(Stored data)
* * *
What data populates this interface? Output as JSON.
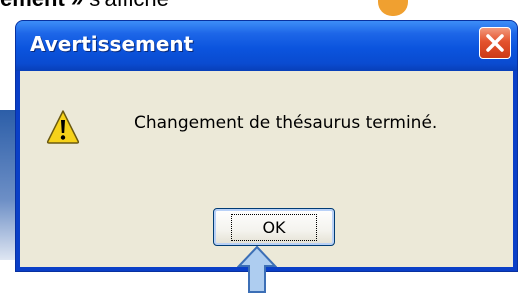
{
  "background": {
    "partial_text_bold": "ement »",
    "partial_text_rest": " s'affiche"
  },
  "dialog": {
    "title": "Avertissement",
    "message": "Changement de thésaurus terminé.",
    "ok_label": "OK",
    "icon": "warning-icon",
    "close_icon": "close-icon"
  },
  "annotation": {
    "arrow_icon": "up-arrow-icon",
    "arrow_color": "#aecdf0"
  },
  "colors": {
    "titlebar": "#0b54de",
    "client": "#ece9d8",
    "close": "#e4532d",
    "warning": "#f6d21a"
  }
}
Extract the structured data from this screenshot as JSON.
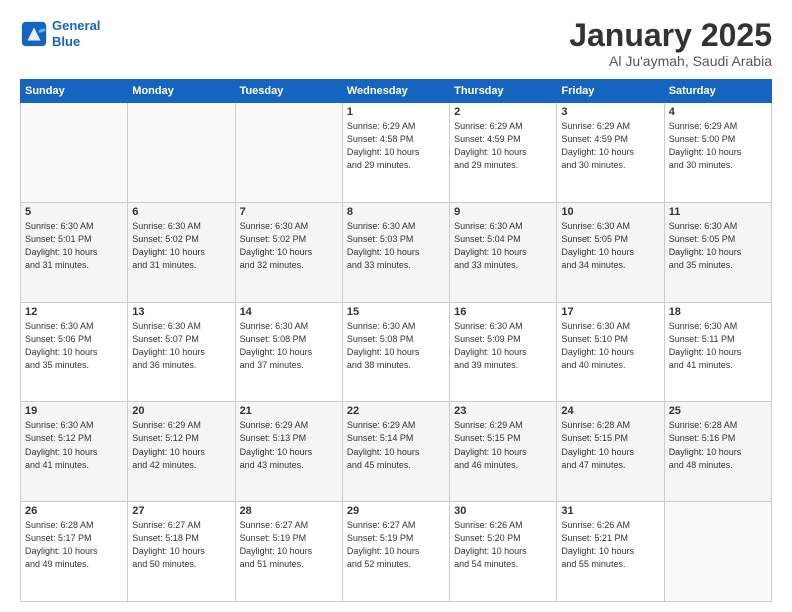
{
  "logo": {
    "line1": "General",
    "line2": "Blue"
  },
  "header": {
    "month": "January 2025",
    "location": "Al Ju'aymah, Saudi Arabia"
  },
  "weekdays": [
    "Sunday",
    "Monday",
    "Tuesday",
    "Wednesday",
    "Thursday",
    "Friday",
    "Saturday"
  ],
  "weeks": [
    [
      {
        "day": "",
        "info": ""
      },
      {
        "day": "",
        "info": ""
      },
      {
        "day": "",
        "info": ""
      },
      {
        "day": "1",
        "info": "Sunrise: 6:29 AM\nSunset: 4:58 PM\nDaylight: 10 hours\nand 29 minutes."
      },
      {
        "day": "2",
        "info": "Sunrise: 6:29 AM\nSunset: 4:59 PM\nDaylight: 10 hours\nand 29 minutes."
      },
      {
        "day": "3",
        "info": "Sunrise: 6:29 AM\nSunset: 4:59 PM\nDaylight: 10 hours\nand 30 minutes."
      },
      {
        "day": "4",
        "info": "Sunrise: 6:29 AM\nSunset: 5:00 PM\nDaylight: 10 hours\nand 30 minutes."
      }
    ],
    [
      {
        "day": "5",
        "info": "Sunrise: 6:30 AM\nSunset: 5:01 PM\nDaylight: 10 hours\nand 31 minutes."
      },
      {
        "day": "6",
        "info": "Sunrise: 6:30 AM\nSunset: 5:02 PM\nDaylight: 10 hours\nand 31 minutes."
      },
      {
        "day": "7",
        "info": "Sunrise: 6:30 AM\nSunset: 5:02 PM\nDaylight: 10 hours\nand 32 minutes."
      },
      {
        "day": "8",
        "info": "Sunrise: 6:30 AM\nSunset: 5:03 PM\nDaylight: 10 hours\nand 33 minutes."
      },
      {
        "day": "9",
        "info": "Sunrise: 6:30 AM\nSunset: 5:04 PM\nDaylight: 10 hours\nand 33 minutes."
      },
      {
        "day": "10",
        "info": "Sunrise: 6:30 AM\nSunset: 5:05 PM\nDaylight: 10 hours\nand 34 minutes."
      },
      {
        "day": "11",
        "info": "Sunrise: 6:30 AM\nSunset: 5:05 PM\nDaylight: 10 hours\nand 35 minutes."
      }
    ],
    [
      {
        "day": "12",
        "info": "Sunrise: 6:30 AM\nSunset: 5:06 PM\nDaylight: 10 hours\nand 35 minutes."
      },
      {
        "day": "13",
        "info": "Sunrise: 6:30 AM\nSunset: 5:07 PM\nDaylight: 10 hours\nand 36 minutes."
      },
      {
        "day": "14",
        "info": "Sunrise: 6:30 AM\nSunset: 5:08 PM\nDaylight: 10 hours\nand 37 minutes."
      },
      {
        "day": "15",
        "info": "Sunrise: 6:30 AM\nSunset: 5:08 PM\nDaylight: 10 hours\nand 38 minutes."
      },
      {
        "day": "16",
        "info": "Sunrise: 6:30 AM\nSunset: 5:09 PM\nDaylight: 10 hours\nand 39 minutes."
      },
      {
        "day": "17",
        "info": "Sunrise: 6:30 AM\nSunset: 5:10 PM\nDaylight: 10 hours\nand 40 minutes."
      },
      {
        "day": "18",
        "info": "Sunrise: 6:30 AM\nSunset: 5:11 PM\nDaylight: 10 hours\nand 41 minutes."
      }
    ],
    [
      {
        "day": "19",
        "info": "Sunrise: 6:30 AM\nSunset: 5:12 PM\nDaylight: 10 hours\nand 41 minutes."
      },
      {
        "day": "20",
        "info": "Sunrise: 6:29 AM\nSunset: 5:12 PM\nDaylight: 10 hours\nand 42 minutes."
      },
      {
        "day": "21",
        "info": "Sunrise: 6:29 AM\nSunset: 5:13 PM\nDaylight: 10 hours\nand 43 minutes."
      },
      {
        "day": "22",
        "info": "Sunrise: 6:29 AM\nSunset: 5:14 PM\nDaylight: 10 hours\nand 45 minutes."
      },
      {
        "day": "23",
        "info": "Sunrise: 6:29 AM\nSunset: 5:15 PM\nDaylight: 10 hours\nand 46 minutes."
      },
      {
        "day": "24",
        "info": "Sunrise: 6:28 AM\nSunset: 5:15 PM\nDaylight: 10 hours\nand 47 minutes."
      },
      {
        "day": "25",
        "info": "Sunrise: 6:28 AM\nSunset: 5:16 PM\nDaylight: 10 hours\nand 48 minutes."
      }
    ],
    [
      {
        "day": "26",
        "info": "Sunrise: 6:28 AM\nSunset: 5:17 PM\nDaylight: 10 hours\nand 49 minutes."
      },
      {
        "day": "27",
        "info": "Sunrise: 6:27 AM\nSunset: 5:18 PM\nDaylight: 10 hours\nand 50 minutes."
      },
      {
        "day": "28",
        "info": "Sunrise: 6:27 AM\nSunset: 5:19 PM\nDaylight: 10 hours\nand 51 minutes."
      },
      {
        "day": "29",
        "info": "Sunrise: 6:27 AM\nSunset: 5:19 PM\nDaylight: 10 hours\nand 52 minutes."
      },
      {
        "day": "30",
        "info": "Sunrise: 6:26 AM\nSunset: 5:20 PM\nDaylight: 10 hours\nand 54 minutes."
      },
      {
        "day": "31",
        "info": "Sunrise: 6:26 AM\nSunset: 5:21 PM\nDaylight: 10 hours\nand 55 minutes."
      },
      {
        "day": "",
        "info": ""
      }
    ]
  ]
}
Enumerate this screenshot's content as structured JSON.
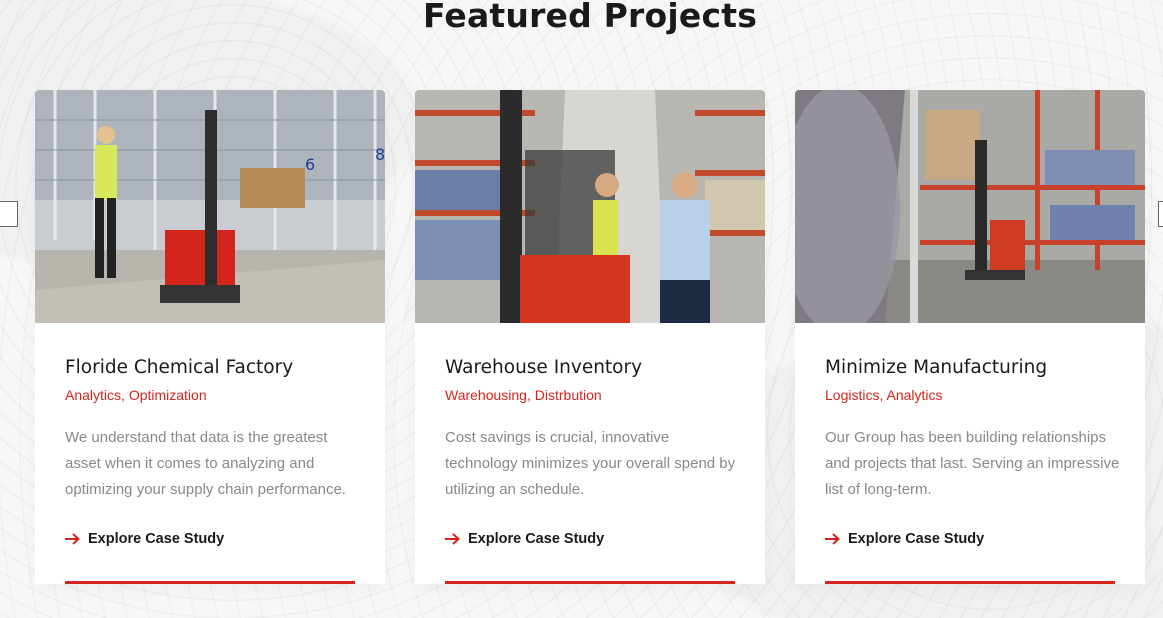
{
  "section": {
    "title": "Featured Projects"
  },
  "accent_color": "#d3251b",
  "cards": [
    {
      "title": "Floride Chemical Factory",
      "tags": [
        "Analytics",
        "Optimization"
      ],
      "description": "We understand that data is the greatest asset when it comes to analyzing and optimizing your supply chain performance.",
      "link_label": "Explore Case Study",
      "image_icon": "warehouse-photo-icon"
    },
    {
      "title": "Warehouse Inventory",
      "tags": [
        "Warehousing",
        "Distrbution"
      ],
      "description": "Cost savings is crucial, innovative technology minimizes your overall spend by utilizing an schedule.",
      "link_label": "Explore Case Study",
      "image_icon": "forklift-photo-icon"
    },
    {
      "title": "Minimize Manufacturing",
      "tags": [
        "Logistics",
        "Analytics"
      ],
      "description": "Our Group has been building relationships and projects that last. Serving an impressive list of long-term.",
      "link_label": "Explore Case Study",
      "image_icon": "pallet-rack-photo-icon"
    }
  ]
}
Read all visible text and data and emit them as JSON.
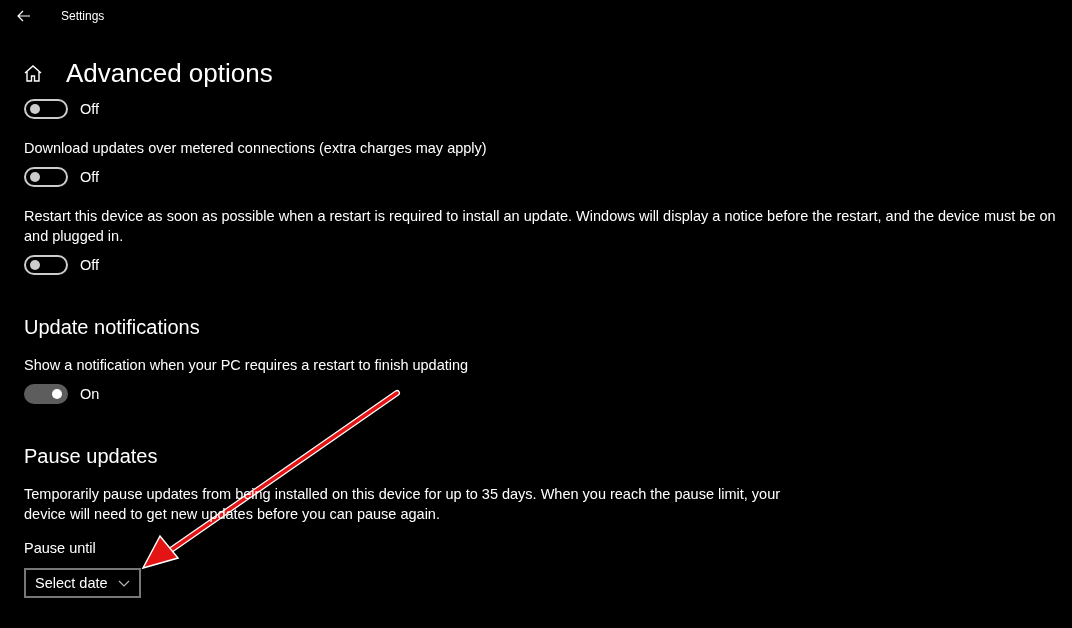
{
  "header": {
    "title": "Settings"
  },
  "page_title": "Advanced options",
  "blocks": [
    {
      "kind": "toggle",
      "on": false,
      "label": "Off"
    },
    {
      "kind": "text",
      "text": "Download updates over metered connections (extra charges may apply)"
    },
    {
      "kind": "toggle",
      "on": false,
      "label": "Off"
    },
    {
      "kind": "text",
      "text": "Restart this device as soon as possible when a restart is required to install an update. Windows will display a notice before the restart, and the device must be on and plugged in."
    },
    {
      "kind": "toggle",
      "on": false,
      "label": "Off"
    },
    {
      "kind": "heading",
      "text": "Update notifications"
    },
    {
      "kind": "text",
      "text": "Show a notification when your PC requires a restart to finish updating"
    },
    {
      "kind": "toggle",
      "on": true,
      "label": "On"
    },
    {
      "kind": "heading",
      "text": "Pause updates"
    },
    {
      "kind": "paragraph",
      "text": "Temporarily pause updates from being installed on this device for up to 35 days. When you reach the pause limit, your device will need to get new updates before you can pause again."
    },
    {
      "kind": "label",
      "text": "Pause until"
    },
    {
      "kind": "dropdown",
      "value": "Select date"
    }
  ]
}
* * *
PROBLEM
Copy each line that holds the word "photo".

WRITTEN RESPONSE
      "image_icon": "warehouse-photo-icon"
      "image_icon": "forklift-photo-icon"
      "image_icon": "pallet-rack-photo-icon"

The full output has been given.